Task prompt: Using the records provided below, locate and copy each line that contains the word "出现白色沉淀".

Supplied data:
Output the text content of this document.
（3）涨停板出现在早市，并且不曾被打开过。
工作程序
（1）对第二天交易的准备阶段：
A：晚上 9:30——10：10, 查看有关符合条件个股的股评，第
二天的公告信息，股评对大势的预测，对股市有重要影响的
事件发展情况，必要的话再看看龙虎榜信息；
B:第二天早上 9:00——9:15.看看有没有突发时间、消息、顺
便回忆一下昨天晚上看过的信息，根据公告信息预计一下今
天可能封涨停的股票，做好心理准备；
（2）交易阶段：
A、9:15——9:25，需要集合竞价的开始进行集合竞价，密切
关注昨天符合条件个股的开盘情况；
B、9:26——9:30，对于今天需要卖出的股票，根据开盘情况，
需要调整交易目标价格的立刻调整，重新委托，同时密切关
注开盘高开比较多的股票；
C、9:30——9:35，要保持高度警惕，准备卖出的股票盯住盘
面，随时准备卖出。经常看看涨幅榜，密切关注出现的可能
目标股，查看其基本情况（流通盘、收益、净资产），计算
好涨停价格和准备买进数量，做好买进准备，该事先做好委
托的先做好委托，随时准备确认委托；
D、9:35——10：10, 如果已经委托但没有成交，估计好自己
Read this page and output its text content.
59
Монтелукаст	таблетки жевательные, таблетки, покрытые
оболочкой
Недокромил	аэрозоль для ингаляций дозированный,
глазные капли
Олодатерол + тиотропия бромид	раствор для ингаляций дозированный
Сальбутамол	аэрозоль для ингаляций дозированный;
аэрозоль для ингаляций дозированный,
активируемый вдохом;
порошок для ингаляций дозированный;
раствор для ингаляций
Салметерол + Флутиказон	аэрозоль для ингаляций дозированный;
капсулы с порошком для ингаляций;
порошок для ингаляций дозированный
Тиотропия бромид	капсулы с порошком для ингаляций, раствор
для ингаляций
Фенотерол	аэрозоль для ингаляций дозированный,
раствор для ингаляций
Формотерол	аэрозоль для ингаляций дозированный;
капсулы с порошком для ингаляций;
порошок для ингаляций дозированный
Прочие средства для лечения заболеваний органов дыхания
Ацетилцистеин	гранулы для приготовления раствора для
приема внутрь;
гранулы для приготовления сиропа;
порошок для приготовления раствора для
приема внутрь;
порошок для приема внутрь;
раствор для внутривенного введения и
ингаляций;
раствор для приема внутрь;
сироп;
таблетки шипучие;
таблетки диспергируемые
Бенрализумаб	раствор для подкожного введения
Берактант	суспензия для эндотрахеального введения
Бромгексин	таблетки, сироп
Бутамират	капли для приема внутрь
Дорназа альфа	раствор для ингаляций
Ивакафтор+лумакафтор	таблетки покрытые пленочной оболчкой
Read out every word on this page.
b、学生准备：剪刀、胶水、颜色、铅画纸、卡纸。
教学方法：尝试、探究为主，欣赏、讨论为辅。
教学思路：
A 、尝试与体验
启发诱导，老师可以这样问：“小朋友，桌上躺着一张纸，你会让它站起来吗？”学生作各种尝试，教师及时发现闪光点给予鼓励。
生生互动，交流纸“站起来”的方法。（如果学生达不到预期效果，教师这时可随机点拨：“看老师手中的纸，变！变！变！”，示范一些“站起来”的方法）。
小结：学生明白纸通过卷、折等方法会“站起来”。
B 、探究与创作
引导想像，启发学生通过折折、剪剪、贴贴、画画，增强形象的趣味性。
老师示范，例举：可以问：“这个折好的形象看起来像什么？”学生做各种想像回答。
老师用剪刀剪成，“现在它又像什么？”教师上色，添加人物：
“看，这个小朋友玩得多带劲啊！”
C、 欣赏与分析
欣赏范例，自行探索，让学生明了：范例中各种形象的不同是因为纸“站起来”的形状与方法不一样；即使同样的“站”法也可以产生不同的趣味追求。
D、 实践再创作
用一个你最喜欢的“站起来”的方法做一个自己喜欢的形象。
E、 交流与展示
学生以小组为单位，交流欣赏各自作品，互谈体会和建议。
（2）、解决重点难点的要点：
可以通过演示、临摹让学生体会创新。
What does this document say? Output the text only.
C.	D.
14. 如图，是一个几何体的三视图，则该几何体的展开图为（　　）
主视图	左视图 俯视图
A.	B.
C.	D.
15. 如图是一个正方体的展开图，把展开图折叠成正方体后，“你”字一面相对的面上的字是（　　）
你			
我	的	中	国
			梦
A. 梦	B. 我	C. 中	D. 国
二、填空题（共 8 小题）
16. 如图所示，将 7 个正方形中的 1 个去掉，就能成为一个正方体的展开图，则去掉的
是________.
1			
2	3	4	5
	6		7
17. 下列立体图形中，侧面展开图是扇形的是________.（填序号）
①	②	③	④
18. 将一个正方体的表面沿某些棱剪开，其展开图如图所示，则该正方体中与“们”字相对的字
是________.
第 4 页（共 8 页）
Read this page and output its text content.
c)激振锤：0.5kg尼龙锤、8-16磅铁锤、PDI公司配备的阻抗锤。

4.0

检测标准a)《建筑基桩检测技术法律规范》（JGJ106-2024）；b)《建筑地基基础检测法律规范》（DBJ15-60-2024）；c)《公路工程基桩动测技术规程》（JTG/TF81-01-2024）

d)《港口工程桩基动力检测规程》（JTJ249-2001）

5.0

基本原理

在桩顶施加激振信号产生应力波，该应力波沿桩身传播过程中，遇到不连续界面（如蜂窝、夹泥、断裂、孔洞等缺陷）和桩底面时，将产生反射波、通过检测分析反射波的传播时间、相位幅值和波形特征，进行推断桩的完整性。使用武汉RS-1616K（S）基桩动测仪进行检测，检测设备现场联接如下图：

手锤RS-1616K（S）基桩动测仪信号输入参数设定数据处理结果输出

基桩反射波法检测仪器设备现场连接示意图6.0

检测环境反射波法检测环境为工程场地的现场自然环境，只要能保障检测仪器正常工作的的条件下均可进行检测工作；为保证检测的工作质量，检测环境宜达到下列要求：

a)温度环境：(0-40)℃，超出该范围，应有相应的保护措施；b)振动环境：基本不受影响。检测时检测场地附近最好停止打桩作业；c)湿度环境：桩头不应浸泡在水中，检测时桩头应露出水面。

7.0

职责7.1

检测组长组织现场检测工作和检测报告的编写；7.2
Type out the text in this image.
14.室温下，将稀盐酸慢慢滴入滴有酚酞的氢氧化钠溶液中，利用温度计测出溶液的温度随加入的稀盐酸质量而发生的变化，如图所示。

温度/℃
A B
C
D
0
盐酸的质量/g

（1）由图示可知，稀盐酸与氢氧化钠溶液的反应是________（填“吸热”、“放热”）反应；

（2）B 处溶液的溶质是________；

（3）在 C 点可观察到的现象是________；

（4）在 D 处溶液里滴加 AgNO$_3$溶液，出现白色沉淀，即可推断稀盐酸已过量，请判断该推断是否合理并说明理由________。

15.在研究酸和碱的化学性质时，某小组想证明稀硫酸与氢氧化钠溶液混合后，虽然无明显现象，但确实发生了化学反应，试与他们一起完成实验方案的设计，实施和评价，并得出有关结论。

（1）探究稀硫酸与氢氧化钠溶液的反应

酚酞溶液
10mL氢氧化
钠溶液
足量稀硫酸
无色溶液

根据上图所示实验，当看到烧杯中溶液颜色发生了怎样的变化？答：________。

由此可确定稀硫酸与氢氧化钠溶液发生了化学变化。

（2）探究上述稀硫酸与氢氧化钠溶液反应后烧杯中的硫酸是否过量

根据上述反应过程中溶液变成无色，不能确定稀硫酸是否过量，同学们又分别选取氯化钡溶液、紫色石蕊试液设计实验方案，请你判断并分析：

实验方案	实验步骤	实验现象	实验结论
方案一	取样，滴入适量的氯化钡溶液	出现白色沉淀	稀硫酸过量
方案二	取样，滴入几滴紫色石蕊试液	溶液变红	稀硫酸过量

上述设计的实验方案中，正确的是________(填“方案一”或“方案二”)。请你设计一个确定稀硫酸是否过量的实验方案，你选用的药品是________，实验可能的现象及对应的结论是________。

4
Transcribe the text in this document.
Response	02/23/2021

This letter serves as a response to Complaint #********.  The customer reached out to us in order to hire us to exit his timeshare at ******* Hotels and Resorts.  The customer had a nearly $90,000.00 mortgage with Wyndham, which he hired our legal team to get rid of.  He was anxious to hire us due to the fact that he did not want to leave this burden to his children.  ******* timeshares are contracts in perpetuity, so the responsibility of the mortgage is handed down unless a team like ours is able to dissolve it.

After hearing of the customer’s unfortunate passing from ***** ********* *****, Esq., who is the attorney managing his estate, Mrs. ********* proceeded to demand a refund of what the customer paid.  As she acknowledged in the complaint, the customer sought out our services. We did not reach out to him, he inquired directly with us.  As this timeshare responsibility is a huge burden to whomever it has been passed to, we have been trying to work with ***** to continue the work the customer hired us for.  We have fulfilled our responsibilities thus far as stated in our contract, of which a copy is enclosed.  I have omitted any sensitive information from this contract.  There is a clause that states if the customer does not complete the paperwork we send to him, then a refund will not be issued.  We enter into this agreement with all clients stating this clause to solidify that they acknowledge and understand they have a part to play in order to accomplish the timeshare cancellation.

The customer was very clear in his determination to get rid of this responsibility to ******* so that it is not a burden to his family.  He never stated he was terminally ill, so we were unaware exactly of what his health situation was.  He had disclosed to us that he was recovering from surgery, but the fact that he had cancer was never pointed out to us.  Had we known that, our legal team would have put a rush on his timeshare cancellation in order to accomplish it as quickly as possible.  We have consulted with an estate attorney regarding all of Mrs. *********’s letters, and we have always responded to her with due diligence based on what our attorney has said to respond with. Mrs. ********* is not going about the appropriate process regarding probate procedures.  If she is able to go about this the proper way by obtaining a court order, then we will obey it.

Solved problem:
（4）在 D 处溶液里滴加 AgNO$_3$溶液，出现白色沉淀，即可推断稀盐酸已过量，请判断该推断是否合理并说明理由________。
方案一	取样，滴入适量的氯化钡溶液	出现白色沉淀	稀硫酸过量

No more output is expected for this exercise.